§ Short problem
Write the data out again in full, with no departure from the original.

§ Dataset entries
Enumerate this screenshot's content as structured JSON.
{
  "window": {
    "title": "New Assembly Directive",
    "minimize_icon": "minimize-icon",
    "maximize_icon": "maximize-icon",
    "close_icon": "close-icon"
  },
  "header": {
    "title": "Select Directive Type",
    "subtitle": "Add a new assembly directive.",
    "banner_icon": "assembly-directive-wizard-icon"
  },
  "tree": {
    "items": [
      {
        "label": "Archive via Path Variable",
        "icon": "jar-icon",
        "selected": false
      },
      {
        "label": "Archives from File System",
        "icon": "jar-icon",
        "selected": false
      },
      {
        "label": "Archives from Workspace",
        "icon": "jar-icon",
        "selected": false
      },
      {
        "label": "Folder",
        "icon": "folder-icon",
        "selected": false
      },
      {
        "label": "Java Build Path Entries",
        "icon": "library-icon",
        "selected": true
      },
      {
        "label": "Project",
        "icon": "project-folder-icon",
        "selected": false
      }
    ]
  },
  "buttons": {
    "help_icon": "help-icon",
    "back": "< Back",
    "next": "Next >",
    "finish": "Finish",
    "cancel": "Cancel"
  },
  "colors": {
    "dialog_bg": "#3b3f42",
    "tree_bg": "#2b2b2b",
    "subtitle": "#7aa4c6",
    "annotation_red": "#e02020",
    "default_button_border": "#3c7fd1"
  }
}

§ The output
Enumerate this screenshot's content as structured JSON.
{
  "window": {
    "title": "New Assembly Directive",
    "minimize_icon": "minimize-icon",
    "maximize_icon": "maximize-icon",
    "close_icon": "close-icon"
  },
  "header": {
    "title": "Select Directive Type",
    "subtitle": "Add a new assembly directive.",
    "banner_icon": "assembly-directive-wizard-icon"
  },
  "tree": {
    "items": [
      {
        "label": "Archive via Path Variable",
        "icon": "jar-icon",
        "selected": false
      },
      {
        "label": "Archives from File System",
        "icon": "jar-icon",
        "selected": false
      },
      {
        "label": "Archives from Workspace",
        "icon": "jar-icon",
        "selected": false
      },
      {
        "label": "Folder",
        "icon": "folder-icon",
        "selected": false
      },
      {
        "label": "Java Build Path Entries",
        "icon": "library-icon",
        "selected": true
      },
      {
        "label": "Project",
        "icon": "project-folder-icon",
        "selected": false
      }
    ]
  },
  "buttons": {
    "help_icon": "help-icon",
    "back": "< Back",
    "next": "Next >",
    "finish": "Finish",
    "cancel": "Cancel"
  },
  "colors": {
    "dialog_bg": "#3b3f42",
    "tree_bg": "#2b2b2b",
    "subtitle": "#7aa4c6",
    "annotation_red": "#e02020",
    "default_button_border": "#3c7fd1"
  }
}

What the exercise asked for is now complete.